**What the task requires:** Determine how many lines of this material contain "xlabel". Give only the number.

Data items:
-=-=-=-=-

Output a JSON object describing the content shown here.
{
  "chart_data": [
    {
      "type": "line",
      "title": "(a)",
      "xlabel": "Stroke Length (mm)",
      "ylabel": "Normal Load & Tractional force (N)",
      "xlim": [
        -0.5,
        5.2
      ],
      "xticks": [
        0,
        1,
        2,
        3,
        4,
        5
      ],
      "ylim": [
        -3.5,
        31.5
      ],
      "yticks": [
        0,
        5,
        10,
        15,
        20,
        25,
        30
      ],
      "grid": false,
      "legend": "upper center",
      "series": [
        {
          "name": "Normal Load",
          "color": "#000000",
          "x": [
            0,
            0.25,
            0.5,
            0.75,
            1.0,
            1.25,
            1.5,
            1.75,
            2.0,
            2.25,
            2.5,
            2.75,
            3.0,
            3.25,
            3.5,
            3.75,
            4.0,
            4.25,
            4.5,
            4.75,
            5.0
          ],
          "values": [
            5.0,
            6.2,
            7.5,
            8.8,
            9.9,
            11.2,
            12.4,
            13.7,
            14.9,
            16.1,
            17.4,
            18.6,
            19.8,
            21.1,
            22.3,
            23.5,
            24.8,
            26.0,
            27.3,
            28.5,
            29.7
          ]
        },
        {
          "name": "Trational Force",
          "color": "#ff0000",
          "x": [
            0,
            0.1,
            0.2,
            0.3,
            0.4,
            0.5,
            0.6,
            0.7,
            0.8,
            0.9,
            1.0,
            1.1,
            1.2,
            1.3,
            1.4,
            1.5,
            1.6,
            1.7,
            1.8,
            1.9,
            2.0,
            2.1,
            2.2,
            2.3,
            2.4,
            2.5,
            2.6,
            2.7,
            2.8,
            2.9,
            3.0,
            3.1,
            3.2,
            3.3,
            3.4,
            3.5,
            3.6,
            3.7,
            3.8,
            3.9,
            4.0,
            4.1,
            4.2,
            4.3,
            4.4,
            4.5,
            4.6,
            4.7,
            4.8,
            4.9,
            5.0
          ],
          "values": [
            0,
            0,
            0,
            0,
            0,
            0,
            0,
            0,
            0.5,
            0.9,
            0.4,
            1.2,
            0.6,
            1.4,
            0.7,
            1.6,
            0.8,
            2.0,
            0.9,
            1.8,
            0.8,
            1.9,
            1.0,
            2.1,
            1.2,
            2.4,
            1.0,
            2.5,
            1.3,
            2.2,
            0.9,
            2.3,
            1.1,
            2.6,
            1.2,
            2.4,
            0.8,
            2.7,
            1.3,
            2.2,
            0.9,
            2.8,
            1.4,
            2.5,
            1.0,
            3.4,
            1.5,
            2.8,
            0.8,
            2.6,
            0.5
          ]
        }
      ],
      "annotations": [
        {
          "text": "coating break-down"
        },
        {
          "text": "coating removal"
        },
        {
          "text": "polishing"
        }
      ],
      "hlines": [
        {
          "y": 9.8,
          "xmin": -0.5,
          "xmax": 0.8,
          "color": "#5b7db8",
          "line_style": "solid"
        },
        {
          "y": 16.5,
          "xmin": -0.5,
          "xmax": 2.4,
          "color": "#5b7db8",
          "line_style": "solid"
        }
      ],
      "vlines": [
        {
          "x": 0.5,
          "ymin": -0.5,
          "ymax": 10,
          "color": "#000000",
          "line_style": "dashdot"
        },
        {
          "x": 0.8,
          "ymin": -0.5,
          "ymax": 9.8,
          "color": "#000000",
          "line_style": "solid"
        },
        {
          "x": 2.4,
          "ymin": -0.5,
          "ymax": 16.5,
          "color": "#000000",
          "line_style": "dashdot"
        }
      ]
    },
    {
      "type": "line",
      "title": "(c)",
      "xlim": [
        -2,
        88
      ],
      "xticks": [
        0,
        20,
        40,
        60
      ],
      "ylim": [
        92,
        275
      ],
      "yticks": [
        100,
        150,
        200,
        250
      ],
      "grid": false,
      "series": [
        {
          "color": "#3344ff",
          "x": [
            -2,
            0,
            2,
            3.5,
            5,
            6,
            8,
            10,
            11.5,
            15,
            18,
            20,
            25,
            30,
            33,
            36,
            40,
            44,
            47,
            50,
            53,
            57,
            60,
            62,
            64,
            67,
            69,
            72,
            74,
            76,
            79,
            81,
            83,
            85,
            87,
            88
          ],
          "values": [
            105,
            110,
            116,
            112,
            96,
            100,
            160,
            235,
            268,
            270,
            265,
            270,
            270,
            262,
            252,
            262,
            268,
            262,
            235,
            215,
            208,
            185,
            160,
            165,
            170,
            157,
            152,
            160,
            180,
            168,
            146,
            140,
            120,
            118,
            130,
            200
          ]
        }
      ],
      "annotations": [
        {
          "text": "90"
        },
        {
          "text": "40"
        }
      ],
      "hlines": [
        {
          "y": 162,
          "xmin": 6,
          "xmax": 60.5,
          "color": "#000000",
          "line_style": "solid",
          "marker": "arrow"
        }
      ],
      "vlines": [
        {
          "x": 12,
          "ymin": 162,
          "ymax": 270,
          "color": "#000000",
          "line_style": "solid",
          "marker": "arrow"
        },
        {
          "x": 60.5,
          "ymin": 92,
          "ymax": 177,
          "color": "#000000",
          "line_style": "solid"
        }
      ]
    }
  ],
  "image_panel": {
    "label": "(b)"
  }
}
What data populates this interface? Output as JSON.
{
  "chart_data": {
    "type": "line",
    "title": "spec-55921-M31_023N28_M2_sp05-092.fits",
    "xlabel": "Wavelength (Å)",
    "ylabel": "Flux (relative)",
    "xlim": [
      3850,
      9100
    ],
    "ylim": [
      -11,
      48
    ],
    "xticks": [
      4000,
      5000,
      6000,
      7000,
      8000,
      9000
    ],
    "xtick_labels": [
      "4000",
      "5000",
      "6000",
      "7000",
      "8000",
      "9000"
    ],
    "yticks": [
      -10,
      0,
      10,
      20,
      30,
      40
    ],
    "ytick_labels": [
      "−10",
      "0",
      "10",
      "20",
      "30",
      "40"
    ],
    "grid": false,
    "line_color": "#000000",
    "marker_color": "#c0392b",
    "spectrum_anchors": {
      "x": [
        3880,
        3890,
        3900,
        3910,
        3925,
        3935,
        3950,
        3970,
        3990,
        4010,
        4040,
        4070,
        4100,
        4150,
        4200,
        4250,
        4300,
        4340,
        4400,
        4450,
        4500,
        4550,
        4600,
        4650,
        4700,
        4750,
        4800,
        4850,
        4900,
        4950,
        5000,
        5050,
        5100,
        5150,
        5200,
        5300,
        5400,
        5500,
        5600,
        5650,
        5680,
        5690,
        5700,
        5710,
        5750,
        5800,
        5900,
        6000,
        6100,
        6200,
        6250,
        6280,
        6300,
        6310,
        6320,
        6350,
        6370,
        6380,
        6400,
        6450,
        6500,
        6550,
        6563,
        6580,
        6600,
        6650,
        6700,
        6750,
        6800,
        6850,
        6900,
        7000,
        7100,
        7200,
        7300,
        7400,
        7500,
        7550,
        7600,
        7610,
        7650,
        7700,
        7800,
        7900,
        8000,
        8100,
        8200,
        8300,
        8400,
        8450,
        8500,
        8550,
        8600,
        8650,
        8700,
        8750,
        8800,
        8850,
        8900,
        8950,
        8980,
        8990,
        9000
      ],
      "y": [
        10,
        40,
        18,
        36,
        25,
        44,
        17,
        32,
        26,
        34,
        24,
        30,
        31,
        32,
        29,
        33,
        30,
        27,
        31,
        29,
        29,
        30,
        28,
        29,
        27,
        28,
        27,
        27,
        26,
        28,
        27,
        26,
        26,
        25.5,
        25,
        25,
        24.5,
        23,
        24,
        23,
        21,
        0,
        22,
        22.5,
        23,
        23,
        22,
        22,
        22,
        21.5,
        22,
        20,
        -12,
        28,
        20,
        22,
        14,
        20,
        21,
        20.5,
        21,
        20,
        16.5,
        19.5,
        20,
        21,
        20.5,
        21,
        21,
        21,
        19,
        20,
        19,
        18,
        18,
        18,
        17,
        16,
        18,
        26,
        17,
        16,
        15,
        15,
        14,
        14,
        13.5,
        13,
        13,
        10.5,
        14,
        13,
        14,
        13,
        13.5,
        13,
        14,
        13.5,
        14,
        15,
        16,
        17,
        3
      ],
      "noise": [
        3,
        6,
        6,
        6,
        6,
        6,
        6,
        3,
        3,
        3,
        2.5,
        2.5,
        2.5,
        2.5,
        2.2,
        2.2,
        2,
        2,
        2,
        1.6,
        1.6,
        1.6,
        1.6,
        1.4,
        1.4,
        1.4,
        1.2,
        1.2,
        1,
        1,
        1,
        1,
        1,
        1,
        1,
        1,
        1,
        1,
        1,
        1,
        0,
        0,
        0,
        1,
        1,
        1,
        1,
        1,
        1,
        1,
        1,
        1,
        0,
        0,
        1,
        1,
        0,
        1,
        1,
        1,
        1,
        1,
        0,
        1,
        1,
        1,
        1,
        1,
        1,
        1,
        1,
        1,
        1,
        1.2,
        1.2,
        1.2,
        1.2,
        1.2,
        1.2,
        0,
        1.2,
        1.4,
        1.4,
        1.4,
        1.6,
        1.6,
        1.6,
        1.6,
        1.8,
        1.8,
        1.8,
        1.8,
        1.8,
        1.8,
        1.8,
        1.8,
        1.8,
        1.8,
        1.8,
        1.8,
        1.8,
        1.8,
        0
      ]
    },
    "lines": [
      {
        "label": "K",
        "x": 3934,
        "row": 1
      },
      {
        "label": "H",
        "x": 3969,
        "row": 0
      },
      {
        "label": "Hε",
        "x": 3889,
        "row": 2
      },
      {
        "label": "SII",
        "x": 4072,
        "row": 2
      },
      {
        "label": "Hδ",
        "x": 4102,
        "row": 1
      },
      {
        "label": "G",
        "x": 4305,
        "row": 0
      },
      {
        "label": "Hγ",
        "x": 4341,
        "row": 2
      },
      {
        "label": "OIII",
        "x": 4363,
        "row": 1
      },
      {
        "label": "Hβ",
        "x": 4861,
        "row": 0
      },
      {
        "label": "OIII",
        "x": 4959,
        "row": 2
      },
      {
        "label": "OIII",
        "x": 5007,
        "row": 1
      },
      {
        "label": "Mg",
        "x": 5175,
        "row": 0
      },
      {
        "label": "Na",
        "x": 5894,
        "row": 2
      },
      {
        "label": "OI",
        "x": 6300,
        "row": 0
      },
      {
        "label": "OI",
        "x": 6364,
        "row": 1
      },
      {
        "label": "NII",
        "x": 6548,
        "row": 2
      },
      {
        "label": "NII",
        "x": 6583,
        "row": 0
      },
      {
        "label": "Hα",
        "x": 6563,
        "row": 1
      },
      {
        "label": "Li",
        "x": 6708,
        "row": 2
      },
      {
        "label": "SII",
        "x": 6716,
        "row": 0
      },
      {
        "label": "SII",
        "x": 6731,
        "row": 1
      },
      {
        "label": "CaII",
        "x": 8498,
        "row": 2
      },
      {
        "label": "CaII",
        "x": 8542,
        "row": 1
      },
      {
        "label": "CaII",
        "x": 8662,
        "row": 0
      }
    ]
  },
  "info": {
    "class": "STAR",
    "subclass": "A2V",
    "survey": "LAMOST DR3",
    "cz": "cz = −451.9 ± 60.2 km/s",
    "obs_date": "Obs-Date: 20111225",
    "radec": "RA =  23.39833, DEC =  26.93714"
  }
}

-=-=-=-=-

**Full solution:** 2